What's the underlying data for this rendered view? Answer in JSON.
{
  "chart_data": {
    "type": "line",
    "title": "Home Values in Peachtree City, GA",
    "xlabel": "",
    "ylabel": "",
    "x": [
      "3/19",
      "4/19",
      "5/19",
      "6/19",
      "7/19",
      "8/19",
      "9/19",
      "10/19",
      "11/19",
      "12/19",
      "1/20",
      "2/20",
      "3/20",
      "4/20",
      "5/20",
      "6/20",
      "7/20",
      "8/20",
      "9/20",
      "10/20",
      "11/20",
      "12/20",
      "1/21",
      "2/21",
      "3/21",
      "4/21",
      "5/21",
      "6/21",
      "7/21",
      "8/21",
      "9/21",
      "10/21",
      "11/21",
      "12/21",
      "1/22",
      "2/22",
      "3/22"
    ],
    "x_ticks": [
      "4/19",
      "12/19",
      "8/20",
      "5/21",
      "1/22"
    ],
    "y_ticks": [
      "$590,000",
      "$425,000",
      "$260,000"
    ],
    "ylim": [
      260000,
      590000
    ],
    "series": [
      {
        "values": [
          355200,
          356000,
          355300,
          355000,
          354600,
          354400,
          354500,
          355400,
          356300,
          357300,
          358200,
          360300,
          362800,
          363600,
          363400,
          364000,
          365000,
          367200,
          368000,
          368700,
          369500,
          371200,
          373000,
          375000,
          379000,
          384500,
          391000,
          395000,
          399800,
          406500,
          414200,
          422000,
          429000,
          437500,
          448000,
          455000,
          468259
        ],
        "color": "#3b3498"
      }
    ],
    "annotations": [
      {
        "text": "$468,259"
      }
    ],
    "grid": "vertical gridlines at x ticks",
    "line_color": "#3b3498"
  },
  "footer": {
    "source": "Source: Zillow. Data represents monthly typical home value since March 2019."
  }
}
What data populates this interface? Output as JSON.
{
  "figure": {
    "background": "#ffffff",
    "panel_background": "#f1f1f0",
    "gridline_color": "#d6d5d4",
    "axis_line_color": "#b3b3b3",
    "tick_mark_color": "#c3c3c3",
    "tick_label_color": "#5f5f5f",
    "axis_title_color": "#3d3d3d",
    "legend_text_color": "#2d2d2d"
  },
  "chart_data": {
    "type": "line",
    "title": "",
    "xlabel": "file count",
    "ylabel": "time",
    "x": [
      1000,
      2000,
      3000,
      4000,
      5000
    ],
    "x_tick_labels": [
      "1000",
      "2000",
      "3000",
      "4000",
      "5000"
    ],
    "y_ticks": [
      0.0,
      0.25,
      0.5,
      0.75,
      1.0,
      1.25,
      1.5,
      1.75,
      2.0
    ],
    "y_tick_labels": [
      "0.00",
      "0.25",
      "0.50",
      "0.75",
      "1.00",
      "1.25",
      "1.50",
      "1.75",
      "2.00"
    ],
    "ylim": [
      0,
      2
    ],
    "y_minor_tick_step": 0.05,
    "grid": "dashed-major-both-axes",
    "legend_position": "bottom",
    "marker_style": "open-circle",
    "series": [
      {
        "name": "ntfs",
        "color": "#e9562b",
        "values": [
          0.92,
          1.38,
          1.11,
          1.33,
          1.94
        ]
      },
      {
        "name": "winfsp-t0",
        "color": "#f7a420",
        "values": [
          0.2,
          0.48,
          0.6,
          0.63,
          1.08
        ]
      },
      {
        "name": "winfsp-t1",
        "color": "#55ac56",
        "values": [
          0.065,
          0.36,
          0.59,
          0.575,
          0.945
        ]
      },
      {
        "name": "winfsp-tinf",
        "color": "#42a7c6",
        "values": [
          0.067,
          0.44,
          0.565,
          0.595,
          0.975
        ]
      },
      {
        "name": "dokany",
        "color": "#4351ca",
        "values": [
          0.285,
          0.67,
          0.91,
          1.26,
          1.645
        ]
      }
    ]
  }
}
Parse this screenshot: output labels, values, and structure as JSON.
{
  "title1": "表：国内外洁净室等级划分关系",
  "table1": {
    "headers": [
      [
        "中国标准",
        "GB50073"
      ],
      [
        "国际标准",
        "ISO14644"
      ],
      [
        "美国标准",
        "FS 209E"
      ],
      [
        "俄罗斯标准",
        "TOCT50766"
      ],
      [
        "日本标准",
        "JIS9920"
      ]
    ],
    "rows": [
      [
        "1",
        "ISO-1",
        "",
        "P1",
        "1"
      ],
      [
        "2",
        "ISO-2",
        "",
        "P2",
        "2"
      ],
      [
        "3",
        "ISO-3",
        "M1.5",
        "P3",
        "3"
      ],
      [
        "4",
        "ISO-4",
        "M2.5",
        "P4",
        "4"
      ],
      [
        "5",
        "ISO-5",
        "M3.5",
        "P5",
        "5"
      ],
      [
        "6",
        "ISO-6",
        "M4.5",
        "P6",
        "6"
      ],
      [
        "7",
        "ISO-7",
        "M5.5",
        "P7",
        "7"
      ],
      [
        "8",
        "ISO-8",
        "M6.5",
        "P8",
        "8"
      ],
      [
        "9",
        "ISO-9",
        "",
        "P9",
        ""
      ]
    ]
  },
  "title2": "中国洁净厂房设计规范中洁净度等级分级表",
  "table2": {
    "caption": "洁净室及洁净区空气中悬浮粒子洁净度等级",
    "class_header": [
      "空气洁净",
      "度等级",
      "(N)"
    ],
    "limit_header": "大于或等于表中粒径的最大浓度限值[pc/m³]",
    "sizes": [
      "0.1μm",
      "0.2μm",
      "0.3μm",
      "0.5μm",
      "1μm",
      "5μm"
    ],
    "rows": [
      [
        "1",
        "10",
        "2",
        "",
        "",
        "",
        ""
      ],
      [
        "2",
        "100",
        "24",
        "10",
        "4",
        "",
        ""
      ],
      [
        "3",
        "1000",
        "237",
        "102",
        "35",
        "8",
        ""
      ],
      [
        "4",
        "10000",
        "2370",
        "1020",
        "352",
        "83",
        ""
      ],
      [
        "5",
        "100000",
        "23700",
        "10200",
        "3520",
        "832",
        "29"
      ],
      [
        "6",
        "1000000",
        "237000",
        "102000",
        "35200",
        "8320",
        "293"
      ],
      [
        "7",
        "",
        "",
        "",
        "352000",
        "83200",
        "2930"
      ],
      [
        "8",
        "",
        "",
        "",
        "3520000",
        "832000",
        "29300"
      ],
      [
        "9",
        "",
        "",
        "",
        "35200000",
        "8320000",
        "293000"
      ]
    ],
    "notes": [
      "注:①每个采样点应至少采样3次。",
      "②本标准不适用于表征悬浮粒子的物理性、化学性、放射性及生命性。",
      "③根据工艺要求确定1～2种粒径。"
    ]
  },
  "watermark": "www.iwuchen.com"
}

======

Problem requirements> Using the listing above, please repeat every entry exactly.

Response to the exercise>
What's the underlying data for this rendered view? Answer in JSON.
{
  "chart_data": {
    "type": "line",
    "title": "Home Values in Peachtree City, GA",
    "xlabel": "",
    "ylabel": "",
    "x": [
      "3/19",
      "4/19",
      "5/19",
      "6/19",
      "7/19",
      "8/19",
      "9/19",
      "10/19",
      "11/19",
      "12/19",
      "1/20",
      "2/20",
      "3/20",
      "4/20",
      "5/20",
      "6/20",
      "7/20",
      "8/20",
      "9/20",
      "10/20",
      "11/20",
      "12/20",
      "1/21",
      "2/21",
      "3/21",
      "4/21",
      "5/21",
      "6/21",
      "7/21",
      "8/21",
      "9/21",
      "10/21",
      "11/21",
      "12/21",
      "1/22",
      "2/22",
      "3/22"
    ],
    "x_ticks": [
      "4/19",
      "12/19",
      "8/20",
      "5/21",
      "1/22"
    ],
    "y_ticks": [
      "$590,000",
      "$425,000",
      "$260,000"
    ],
    "ylim": [
      260000,
      590000
    ],
    "series": [
      {
        "values": [
          355200,
          356000,
          355300,
          355000,
          354600,
          354400,
          354500,
          355400,
          356300,
          357300,
          358200,
          360300,
          362800,
          363600,
          363400,
          364000,
          365000,
          367200,
          368000,
          368700,
          369500,
          371200,
          373000,
          375000,
          379000,
          384500,
          391000,
          395000,
          399800,
          406500,
          414200,
          422000,
          429000,
          437500,
          448000,
          455000,
          468259
        ],
        "color": "#3b3498"
      }
    ],
    "annotations": [
      {
        "text": "$468,259"
      }
    ],
    "grid": "vertical gridlines at x ticks",
    "line_color": "#3b3498"
  },
  "footer": {
    "source": "Source: Zillow. Data represents monthly typical home value since March 2019."
  }
}
What data populates this interface? Output as JSON.
{
  "figure": {
    "background": "#ffffff",
    "panel_background": "#f1f1f0",
    "gridline_color": "#d6d5d4",
    "axis_line_color": "#b3b3b3",
    "tick_mark_color": "#c3c3c3",
    "tick_label_color": "#5f5f5f",
    "axis_title_color": "#3d3d3d",
    "legend_text_color": "#2d2d2d"
  },
  "chart_data": {
    "type": "line",
    "title": "",
    "xlabel": "file count",
    "ylabel": "time",
    "x": [
      1000,
      2000,
      3000,
      4000,
      5000
    ],
    "x_tick_labels": [
      "1000",
      "2000",
      "3000",
      "4000",
      "5000"
    ],
    "y_ticks": [
      0.0,
      0.25,
      0.5,
      0.75,
      1.0,
      1.25,
      1.5,
      1.75,
      2.0
    ],
    "y_tick_labels": [
      "0.00",
      "0.25",
      "0.50",
      "0.75",
      "1.00",
      "1.25",
      "1.50",
      "1.75",
      "2.00"
    ],
    "ylim": [
      0,
      2
    ],
    "y_minor_tick_step": 0.05,
    "grid": "dashed-major-both-axes",
    "legend_position": "bottom",
    "marker_style": "open-circle",
    "series": [
      {
        "name": "ntfs",
        "color": "#e9562b",
        "values": [
          0.92,
          1.38,
          1.11,
          1.33,
          1.94
        ]
      },
      {
        "name": "winfsp-t0",
        "color": "#f7a420",
        "values": [
          0.2,
          0.48,
          0.6,
          0.63,
          1.08
        ]
      },
      {
        "name": "winfsp-t1",
        "color": "#55ac56",
        "values": [
          0.065,
          0.36,
          0.59,
          0.575,
          0.945
        ]
      },
      {
        "name": "winfsp-tinf",
        "color": "#42a7c6",
        "values": [
          0.067,
          0.44,
          0.565,
          0.595,
          0.975
        ]
      },
      {
        "name": "dokany",
        "color": "#4351ca",
        "values": [
          0.285,
          0.67,
          0.91,
          1.26,
          1.645
        ]
      }
    ]
  }
}
Parse this screenshot: output labels, values, and structure as JSON.
{
  "title1": "表：国内外洁净室等级划分关系",
  "table1": {
    "headers": [
      [
        "中国标准",
        "GB50073"
      ],
      [
        "国际标准",
        "ISO14644"
      ],
      [
        "美国标准",
        "FS 209E"
      ],
      [
        "俄罗斯标准",
        "TOCT50766"
      ],
      [
        "日本标准",
        "JIS9920"
      ]
    ],
    "rows": [
      [
        "1",
        "ISO-1",
        "",
        "P1",
        "1"
      ],
      [
        "2",
        "ISO-2",
        "",
        "P2",
        "2"
      ],
      [
        "3",
        "ISO-3",
        "M1.5",
        "P3",
        "3"
      ],
      [
        "4",
        "ISO-4",
        "M2.5",
        "P4",
        "4"
      ],
      [
        "5",
        "ISO-5",
        "M3.5",
        "P5",
        "5"
      ],
      [
        "6",
        "ISO-6",
        "M4.5",
        "P6",
        "6"
      ],
      [
        "7",
        "ISO-7",
        "M5.5",
        "P7",
        "7"
      ],
      [
        "8",
        "ISO-8",
        "M6.5",
        "P8",
        "8"
      ],
      [
        "9",
        "ISO-9",
        "",
        "P9",
        ""
      ]
    ]
  },
  "title2": "中国洁净厂房设计规范中洁净度等级分级表",
  "table2": {
    "caption": "洁净室及洁净区空气中悬浮粒子洁净度等级",
    "class_header": [
      "空气洁净",
      "度等级",
      "(N)"
    ],
    "limit_header": "大于或等于表中粒径的最大浓度限值[pc/m³]",
    "sizes": [
      "0.1μm",
      "0.2μm",
      "0.3μm",
      "0.5μm",
      "1μm",
      "5μm"
    ],
    "rows": [
      [
        "1",
        "10",
        "2",
        "",
        "",
        "",
        ""
      ],
      [
        "2",
        "100",
        "24",
        "10",
        "4",
        "",
        ""
      ],
      [
        "3",
        "1000",
        "237",
        "102",
        "35",
        "8",
        ""
      ],
      [
        "4",
        "10000",
        "2370",
        "1020",
        "352",
        "83",
        ""
      ],
      [
        "5",
        "100000",
        "23700",
        "10200",
        "3520",
        "832",
        "29"
      ],
      [
        "6",
        "1000000",
        "237000",
        "102000",
        "35200",
        "8320",
        "293"
      ],
      [
        "7",
        "",
        "",
        "",
        "352000",
        "83200",
        "2930"
      ],
      [
        "8",
        "",
        "",
        "",
        "3520000",
        "832000",
        "29300"
      ],
      [
        "9",
        "",
        "",
        "",
        "35200000",
        "8320000",
        "293000"
      ]
    ],
    "notes": [
      "注:①每个采样点应至少采样3次。",
      "②本标准不适用于表征悬浮粒子的物理性、化学性、放射性及生命性。",
      "③根据工艺要求确定1～2种粒径。"
    ]
  },
  "watermark": "www.iwuchen.com"
}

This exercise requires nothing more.